▸ TUGAS YANG DIBERIKAN:
Teruskan teks tentang perdebatan masa penjajahan Indonesia selama 350 tahun, mulai setelah kalimat terakhir yang ditampilkan.

▸ TEKS YANG DIBERIKAN:
####

Pemerintah saat ini tengah menggarap proyek penulisan ulang sejarah Indonesia yang ditargetkan rampung pada HUT ke-80 RI pada 17 Agustus 2025. Salah satu topik yang diangkat ialah rencana perubahan sejarah RI dijajah selama 350 tahun.
Hal ini disampaikan Menteri Kebudayaan Fadli Zon Hotel Shangri-La, Jakarta (8/5/2025) lalu. Menurut Fadli Zon, tak seluruh wilayah Indonesia mengalami penjajahan selama 350 tahun oleh kolonialisme Belanda. Menurutnya kembali, faktanya banyak daerah di Indonesia yang tak memilih tunduk kepada kolonialisme. Lewat proyek penulisan ulang sejarah, ia kemudian mengajak seluruh pihak untuk melihat kembali sejarah secara lebih objektif.
Penjajahan 350 Tahun Menurut Bapak Bangsa
Pernyataan Fadli Zon ini bertolak belakang dengan pernyataan Bapak Bangsa Soekarno. Soekarno dengan tegas menyebut Indonesia dijajah selama 350 tahun. Hal ini dapat dilihat dalam buku Di Bawah Bendera Revolusi Jilid 2’. Buku yang menghimpun 20 pidato Sukarno setiap tanggal 17 Agustus sejak 1945 hingga 1966, plus 2 pidato di luar tanggal 17 Agustus ini, diantaranya berbunyi sebagai berikut.
“….Tatkala pada 17 Agustus tahun yang lalu kita memproklamirkan kemerdekaan kita dengan kata-kata sederhana, belum dapat kita membayangkan benar-benar apa yang kita hadapi. Kita hanyalah mengetahui, bahwa Proklamasi kita itu adalah satu kata pekik “berhenti!” kepada penjajahan yang 350 tahun,” (Sekali Merdeka Tetap Merdeka: 17 Agustus 1946 di Yogyakarta).
“Benar, selama 350 tahun Indonesia memang telah memberikan darahnya bagi hidupnya bangsa lain. Penjajah menjadi gemuk, kita menjadi kurus-kering,” (Berilah Isi Kepada Hidupmu: 17 Agustus 1956 di Jakarta).
“Dia apakah juga tidak tahu, bahwa bangsanya sendiri 350 tahun terjajah, 350 tahun terkungkung dan terhina, 350 tahun tertindas dan terhisap, 350 tahun diingkel-ingkel menjadi satu bangsa lung-lit oleh Old Established Order itu?,” (Genta Suara Republik Indonesia: 17 Agustus 1963 di Jakarta).

####

▸ SEGMEN DATA:
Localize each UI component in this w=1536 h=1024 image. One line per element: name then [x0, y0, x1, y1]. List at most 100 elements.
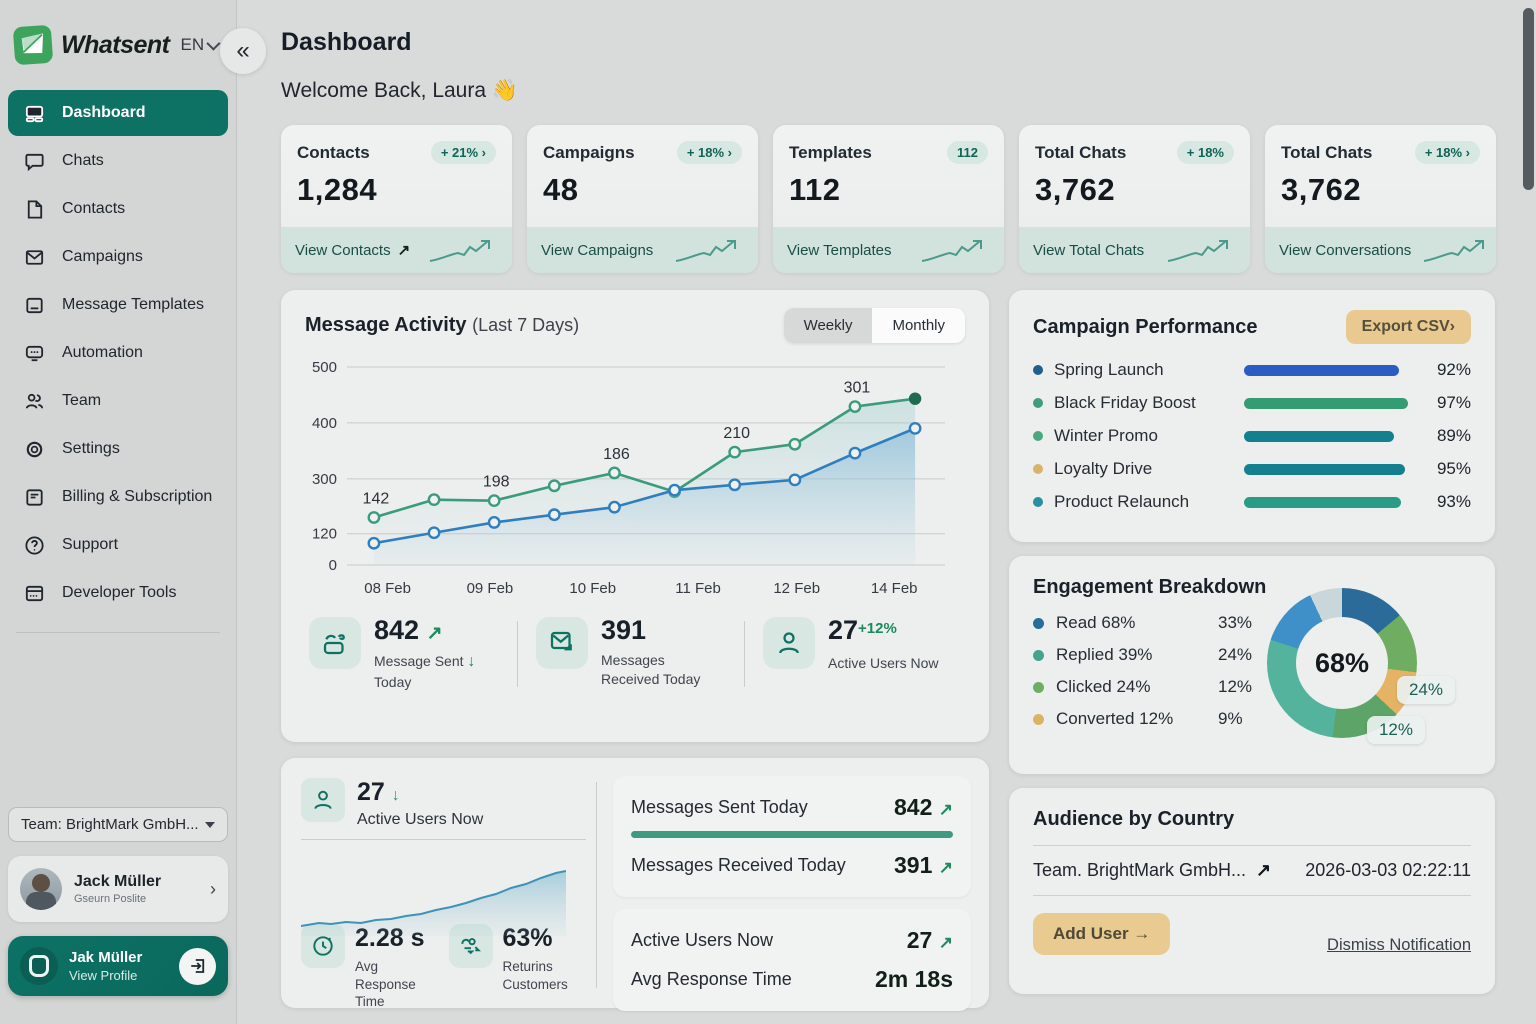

####

▸ HASIL LATIHAN:
Pernyataan Soekarno tersebut sesungguhnya jelas, terlebih kala ia mengatakan “Benar, selama 350 tahun Indonesia memang telah memberikan darahnya bagi hidupnya bangsa lain”. Soekarno tentu tahu sejarah penjajahan Belanda di Indonesia. Dimulai dari kedatangan Cornelis Houtman 1596, sebagai pelopor penjajahan Belanda diikuti kemudian dengan penjajahan Jakarta dan sekitarnya serta Maluku Selatan.
Nasionalisme yang diusung Soekarno di sini adalah menggunakan konsep solidaritas. Bila satu daerah telah menderita sebagai daerah yang dijajah maka hendaknya hal ini dianggap sebagai suatu penderitaan bersama, penderitaan seluruh bangsa Indonesia, dengan kata lain, sebagai penjajahan atas seluruh bangsa Indonesia.
Dari hal tersebut, menjadi tidak benar bila kemudian Ulil Absiroh, Isjoni, dan Bunari dalam jurnal berjudul ‘Sejarah Pemahaman 350 tahun Indonesia Dijajah Belanda’ (2017) mengatakan jika pidato Sukarno sebetulnya bukanlah fakta sejarah, melainkan sebuah propaganda politik untuk membangkitkan semangat patriotisme dan nasionalisme rakyat Indonesia.
Tidak Dijajah 350 Mengikuti Sarjana Kolonial Belanda
Pernyataan Fadli Zon soal tak ada satupun wilayah Indonesia yang benar-benar dijajah 350 tahun ini senada dengan G. J. Resink dalam bukunya Raja dan Kerajaan yang Merdeka di Indonesia 1850-1910. Enam Tulisan Terpilih (Penerbit Djambatan, 1987) serta Bukan 350 Tahun Dijajah (Komunitas Bambu, 2012).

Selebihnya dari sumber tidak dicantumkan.